### What is expected
Transcribe the data that follows precisely, omitting nothing.

....

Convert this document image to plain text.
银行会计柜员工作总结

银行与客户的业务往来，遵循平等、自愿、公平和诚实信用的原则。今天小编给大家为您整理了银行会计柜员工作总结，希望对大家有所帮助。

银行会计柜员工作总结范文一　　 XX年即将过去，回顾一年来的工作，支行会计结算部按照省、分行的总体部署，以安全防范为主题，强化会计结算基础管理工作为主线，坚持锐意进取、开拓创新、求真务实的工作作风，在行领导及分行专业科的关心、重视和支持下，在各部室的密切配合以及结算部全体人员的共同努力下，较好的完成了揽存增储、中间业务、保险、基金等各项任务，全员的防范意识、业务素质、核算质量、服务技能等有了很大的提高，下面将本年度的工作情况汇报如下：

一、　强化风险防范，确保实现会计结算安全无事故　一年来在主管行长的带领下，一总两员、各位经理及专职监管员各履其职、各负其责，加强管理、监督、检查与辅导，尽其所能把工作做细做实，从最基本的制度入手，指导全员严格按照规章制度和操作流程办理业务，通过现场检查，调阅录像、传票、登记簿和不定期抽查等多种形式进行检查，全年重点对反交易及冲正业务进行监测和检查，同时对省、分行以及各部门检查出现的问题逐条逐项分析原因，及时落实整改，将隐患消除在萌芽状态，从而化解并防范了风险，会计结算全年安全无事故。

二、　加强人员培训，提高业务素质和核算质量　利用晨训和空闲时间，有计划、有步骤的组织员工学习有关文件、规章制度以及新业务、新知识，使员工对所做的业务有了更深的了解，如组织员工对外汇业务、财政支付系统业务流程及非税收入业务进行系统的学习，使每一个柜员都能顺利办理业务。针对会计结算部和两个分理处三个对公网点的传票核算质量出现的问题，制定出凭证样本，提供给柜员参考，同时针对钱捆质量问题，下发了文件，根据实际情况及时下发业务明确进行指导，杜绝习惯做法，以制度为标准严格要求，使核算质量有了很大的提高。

....

### Task response
Convert this document image to plain text.
银行会计柜员工作总结

银行与客户的业务往来，遵循平等、自愿、公平和诚实信用的原则。今天小编给大家为您整理了银行会计柜员工作总结，希望对大家有所帮助。

银行会计柜员工作总结范文一　　 XX年即将过去，回顾一年来的工作，支行会计结算部按照省、分行的总体部署，以安全防范为主题，强化会计结算基础管理工作为主线，坚持锐意进取、开拓创新、求真务实的工作作风，在行领导及分行专业科的关心、重视和支持下，在各部室的密切配合以及结算部全体人员的共同努力下，较好的完成了揽存增储、中间业务、保险、基金等各项任务，全员的防范意识、业务素质、核算质量、服务技能等有了很大的提高，下面将本年度的工作情况汇报如下：

一、　强化风险防范，确保实现会计结算安全无事故　一年来在主管行长的带领下，一总两员、各位经理及专职监管员各履其职、各负其责，加强管理、监督、检查与辅导，尽其所能把工作做细做实，从最基本的制度入手，指导全员严格按照规章制度和操作流程办理业务，通过现场检查，调阅录像、传票、登记簿和不定期抽查等多种形式进行检查，全年重点对反交易及冲正业务进行监测和检查，同时对省、分行以及各部门检查出现的问题逐条逐项分析原因，及时落实整改，将隐患消除在萌芽状态，从而化解并防范了风险，会计结算全年安全无事故。

二、　加强人员培训，提高业务素质和核算质量　利用晨训和空闲时间，有计划、有步骤的组织员工学习有关文件、规章制度以及新业务、新知识，使员工对所做的业务有了更深的了解，如组织员工对外汇业务、财政支付系统业务流程及非税收入业务进行系统的学习，使每一个柜员都能顺利办理业务。针对会计结算部和两个分理处三个对公网点的传票核算质量出现的问题，制定出凭证样本，提供给柜员参考，同时针对钱捆质量问题，下发了文件，根据实际情况及时下发业务明确进行指导，杜绝习惯做法，以制度为标准严格要求，使核算质量有了很大的提高。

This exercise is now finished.